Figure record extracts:

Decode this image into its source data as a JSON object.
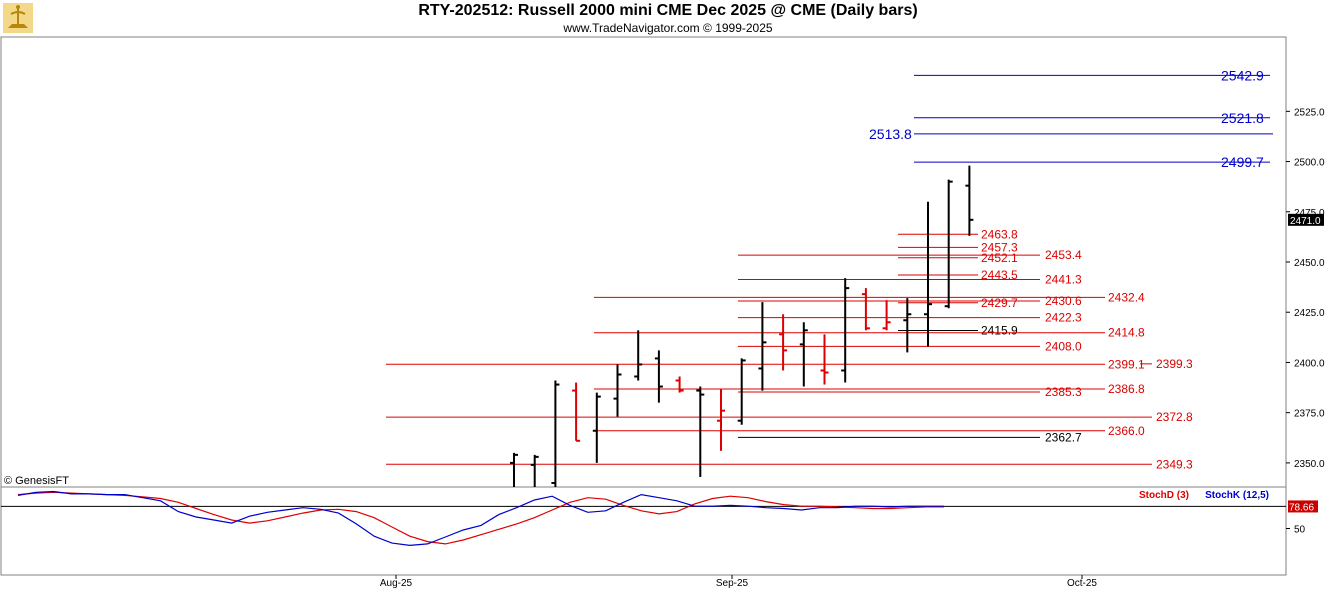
{
  "header": {
    "title": "RTY-202512:  Russell 2000 mini CME Dec 2025 @ CME  (Daily bars)",
    "subtitle": "www.TradeNavigator.com © 1999-2025",
    "watermark": "© GenesisFT"
  },
  "chart_data": [
    {
      "type": "ohlc",
      "ylim": [
        2338,
        2562
      ],
      "y_ticks": [
        "2350.0",
        "2375.0",
        "2400.0",
        "2425.0",
        "2450.0",
        "2475.0",
        "2500.0",
        "2525.0"
      ],
      "last_price": "2471.0",
      "x_ticks": [
        "Aug-25",
        "Sep-25",
        "Oct-25"
      ],
      "bars": [
        {
          "o": 2350,
          "h": 2355,
          "l": 2338,
          "c": 2354,
          "color": "#000000"
        },
        {
          "o": 2349,
          "h": 2354,
          "l": 2338,
          "c": 2353,
          "color": "#000000"
        },
        {
          "o": 2340,
          "h": 2391,
          "l": 2338,
          "c": 2389,
          "color": "#000000"
        },
        {
          "o": 2386,
          "h": 2390,
          "l": 2361,
          "c": 2361,
          "color": "#dd0000"
        },
        {
          "o": 2366,
          "h": 2385,
          "l": 2350,
          "c": 2383,
          "color": "#000000"
        },
        {
          "o": 2382,
          "h": 2399,
          "l": 2373,
          "c": 2394,
          "color": "#000000"
        },
        {
          "o": 2393,
          "h": 2416,
          "l": 2391,
          "c": 2399,
          "color": "#000000"
        },
        {
          "o": 2402,
          "h": 2406,
          "l": 2380,
          "c": 2388,
          "color": "#000000"
        },
        {
          "o": 2391,
          "h": 2393,
          "l": 2385,
          "c": 2386,
          "color": "#dd0000"
        },
        {
          "o": 2386,
          "h": 2388,
          "l": 2343,
          "c": 2384,
          "color": "#000000"
        },
        {
          "o": 2371,
          "h": 2387,
          "l": 2356,
          "c": 2376,
          "color": "#dd0000"
        },
        {
          "o": 2371,
          "h": 2402,
          "l": 2369,
          "c": 2401,
          "color": "#000000"
        },
        {
          "o": 2397,
          "h": 2430,
          "l": 2386,
          "c": 2410,
          "color": "#000000"
        },
        {
          "o": 2414,
          "h": 2424,
          "l": 2396,
          "c": 2406,
          "color": "#dd0000"
        },
        {
          "o": 2409,
          "h": 2420,
          "l": 2388,
          "c": 2416,
          "color": "#000000"
        },
        {
          "o": 2396,
          "h": 2414,
          "l": 2389,
          "c": 2395,
          "color": "#dd0000"
        },
        {
          "o": 2396,
          "h": 2442,
          "l": 2390,
          "c": 2437,
          "color": "#000000"
        },
        {
          "o": 2434,
          "h": 2437,
          "l": 2416,
          "c": 2417,
          "color": "#dd0000"
        },
        {
          "o": 2417,
          "h": 2431,
          "l": 2416,
          "c": 2420,
          "color": "#dd0000"
        },
        {
          "o": 2421,
          "h": 2432,
          "l": 2405,
          "c": 2424,
          "color": "#000000"
        },
        {
          "o": 2424,
          "h": 2480,
          "l": 2408,
          "c": 2429,
          "color": "#000000"
        },
        {
          "o": 2428,
          "h": 2491,
          "l": 2427,
          "c": 2490,
          "color": "#000000"
        },
        {
          "o": 2488,
          "h": 2498,
          "l": 2463,
          "c": 2471,
          "color": "#000000"
        }
      ],
      "levels": [
        {
          "value": 2542.9,
          "label": "2542.9",
          "color": "#0000cc",
          "big": true
        },
        {
          "value": 2521.8,
          "label": "2521.8",
          "color": "#0000cc",
          "big": true
        },
        {
          "value": 2513.8,
          "label": "2513.8",
          "color": "#0000cc",
          "big": true,
          "label_left": true
        },
        {
          "value": 2499.7,
          "label": "2499.7",
          "color": "#0000cc",
          "big": true
        },
        {
          "value": 2463.8,
          "label": "2463.8",
          "color": "#dd0000"
        },
        {
          "value": 2457.3,
          "label": "2457.3",
          "color": "#dd0000"
        },
        {
          "value": 2453.4,
          "label": "2453.4",
          "color": "#dd0000"
        },
        {
          "value": 2452.1,
          "label": "2452.1",
          "color": "#dd0000"
        },
        {
          "value": 2443.5,
          "label": "2443.5",
          "color": "#dd0000"
        },
        {
          "value": 2441.3,
          "label": "2441.3",
          "color": "#dd0000"
        },
        {
          "value": 2432.4,
          "label": "2432.4",
          "color": "#dd0000"
        },
        {
          "value": 2430.6,
          "label": "2430.6",
          "color": "#dd0000"
        },
        {
          "value": 2429.7,
          "label": "2429.7",
          "color": "#dd0000"
        },
        {
          "value": 2422.3,
          "label": "2422.3",
          "color": "#dd0000"
        },
        {
          "value": 2415.9,
          "label": "2415.9",
          "color": "#000000"
        },
        {
          "value": 2414.8,
          "label": "2414.8",
          "color": "#dd0000"
        },
        {
          "value": 2408.0,
          "label": "2408.0",
          "color": "#dd0000"
        },
        {
          "value": 2399.1,
          "label": "2399.1",
          "color": "#dd0000"
        },
        {
          "value": 2399.3,
          "label": "2399.3",
          "color": "#dd0000"
        },
        {
          "value": 2386.8,
          "label": "2386.8",
          "color": "#dd0000"
        },
        {
          "value": 2385.3,
          "label": "2385.3",
          "color": "#dd0000"
        },
        {
          "value": 2372.8,
          "label": "2372.8",
          "color": "#dd0000"
        },
        {
          "value": 2366.0,
          "label": "2366.0",
          "color": "#dd0000"
        },
        {
          "value": 2362.7,
          "label": "2362.7",
          "color": "#000000"
        },
        {
          "value": 2349.3,
          "label": "2349.3",
          "color": "#dd0000"
        }
      ]
    },
    {
      "type": "line",
      "ylim": [
        0,
        100
      ],
      "y_ticks": [
        "50"
      ],
      "last_value": "78.66",
      "series": [
        {
          "name": "StochD (3)",
          "color": "#dd0000",
          "values": [
            94,
            96,
            97,
            96,
            95,
            94,
            93,
            91,
            89,
            84,
            76,
            68,
            61,
            57,
            60,
            65,
            70,
            74,
            75,
            72,
            64,
            52,
            40,
            33,
            30,
            35,
            42,
            49,
            56,
            64,
            74,
            84,
            90,
            88,
            80,
            73,
            69,
            72,
            82,
            89,
            92,
            90,
            85,
            81,
            79,
            79,
            78,
            77,
            76,
            76,
            77,
            78,
            78
          ]
        },
        {
          "name": "StochK (12,5)",
          "color": "#0000cc",
          "values": [
            93,
            97,
            98,
            95,
            95,
            94,
            94,
            90,
            86,
            72,
            65,
            61,
            57,
            66,
            71,
            74,
            77,
            75,
            70,
            56,
            40,
            31,
            28,
            30,
            39,
            48,
            54,
            68,
            77,
            87,
            92,
            80,
            71,
            73,
            84,
            94,
            90,
            86,
            79,
            79,
            80,
            79,
            77,
            76,
            74,
            77,
            77,
            79,
            79,
            78,
            79,
            79,
            79
          ]
        }
      ]
    }
  ]
}
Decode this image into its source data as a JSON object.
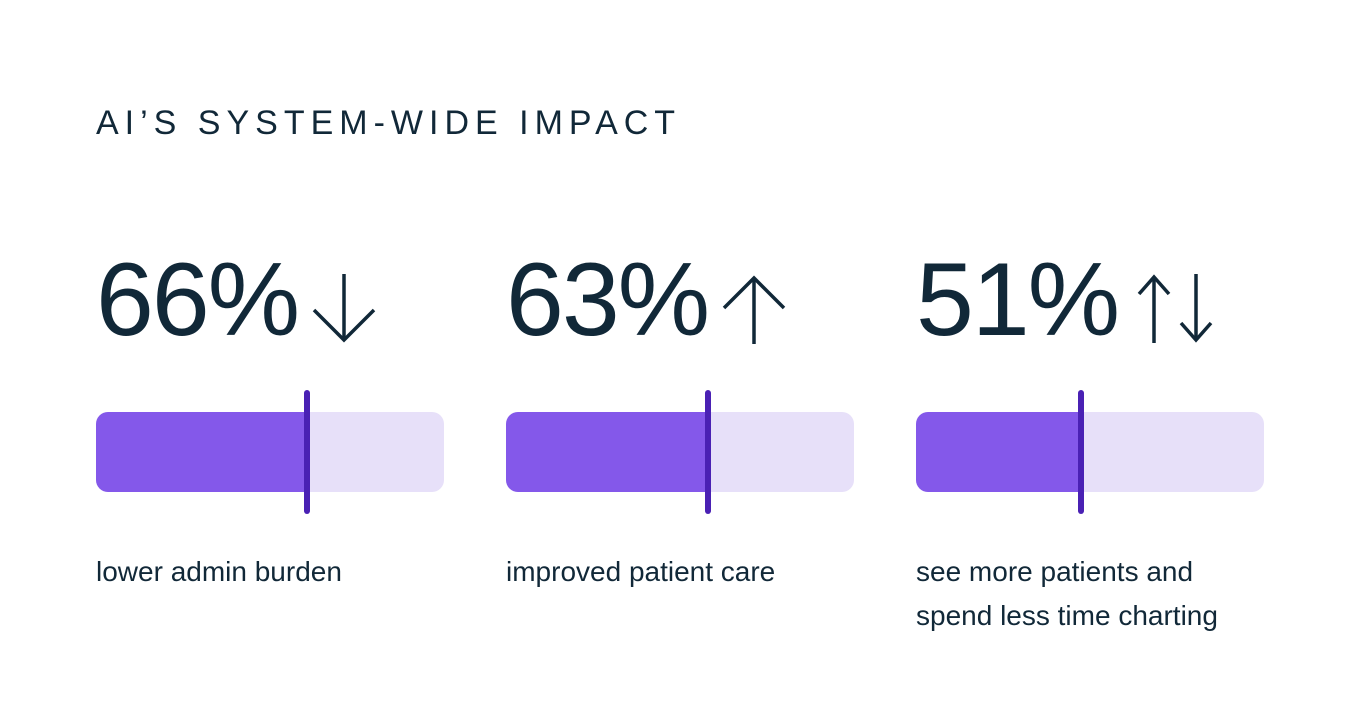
{
  "header": {
    "title": "AI’S SYSTEM-WIDE IMPACT"
  },
  "chart_data": {
    "type": "bar",
    "title": "AI’S SYSTEM-WIDE IMPACT",
    "orientation": "horizontal",
    "items": [
      {
        "value": 66,
        "value_label": "66%",
        "trend_icon": "arrow-down",
        "direction": "down",
        "label": "lower admin burden",
        "fill_percent": 60.6
      },
      {
        "value": 63,
        "value_label": "63%",
        "trend_icon": "arrow-up",
        "direction": "up",
        "label": "improved patient care",
        "fill_percent": 58.0
      },
      {
        "value": 51,
        "value_label": "51%",
        "trend_icon": "arrow-up-down",
        "direction": "up-down",
        "label": "see more patients and spend less time charting",
        "fill_percent": 47.5
      }
    ],
    "axis_range": [
      0,
      100
    ],
    "legend": "none",
    "grid": false,
    "colors": {
      "bar_fill": "#8458EA",
      "bar_track": "#E7E0F9",
      "marker": "#4A21B4",
      "text": "#112838"
    }
  }
}
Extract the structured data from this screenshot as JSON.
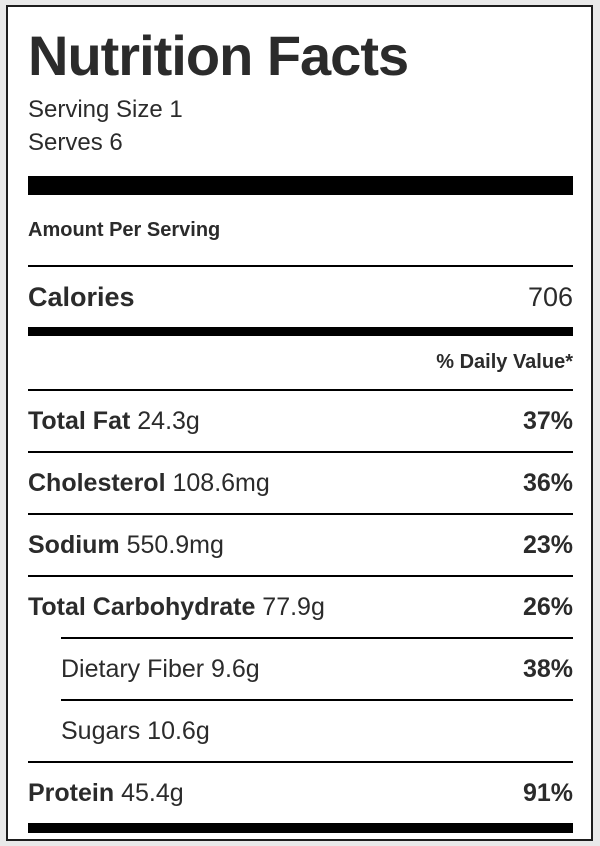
{
  "nutrition": {
    "title": "Nutrition Facts",
    "serving_size": "Serving Size 1",
    "serves": "Serves 6",
    "amount_per_serving": "Amount Per Serving",
    "calories": {
      "label": "Calories",
      "value": "706"
    },
    "daily_value_header": "% Daily Value*",
    "nutrients": [
      {
        "name": "Total Fat",
        "amount": "24.3g",
        "daily_value": "37%",
        "indent": false
      },
      {
        "name": "Cholesterol",
        "amount": "108.6mg",
        "daily_value": "36%",
        "indent": false
      },
      {
        "name": "Sodium",
        "amount": "550.9mg",
        "daily_value": "23%",
        "indent": false
      },
      {
        "name": "Total Carbohydrate",
        "amount": "77.9g",
        "daily_value": "26%",
        "indent": false
      },
      {
        "name": "Dietary Fiber",
        "amount": "9.6g",
        "daily_value": "38%",
        "indent": true
      },
      {
        "name": "Sugars",
        "amount": "10.6g",
        "daily_value": "",
        "indent": true
      },
      {
        "name": "Protein",
        "amount": "45.4g",
        "daily_value": "91%",
        "indent": false
      }
    ]
  },
  "colors": {
    "text": "#2b2b2b",
    "rule": "#000000",
    "label_background": "#ffffff",
    "page_background": "#e9e9e9"
  }
}
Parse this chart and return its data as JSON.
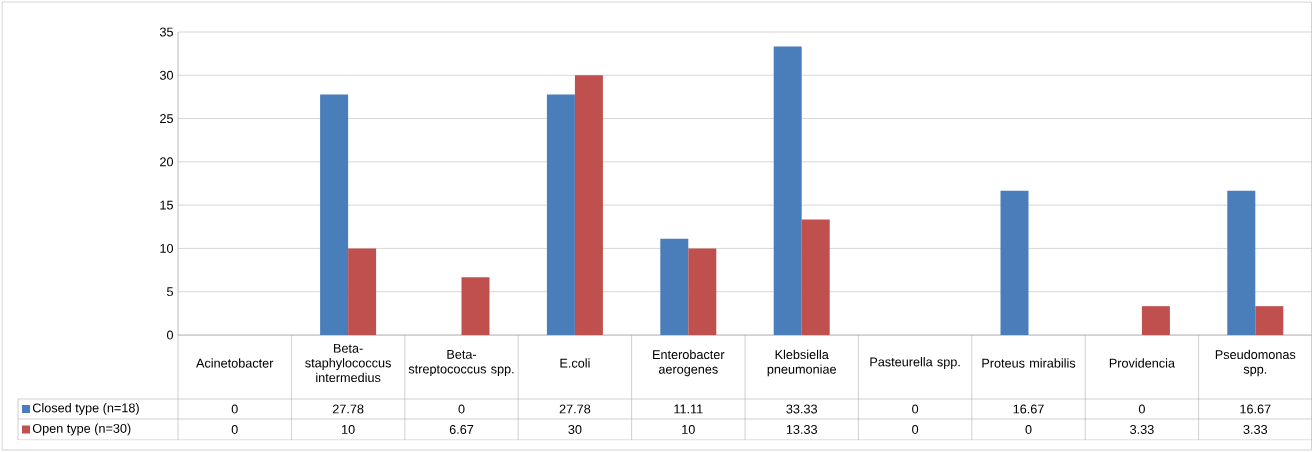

EXERCISE BRIEF
How many lines above contain the word "bars"? Answer with the number alone.

RESPONSE TO THIS EXERCISE
2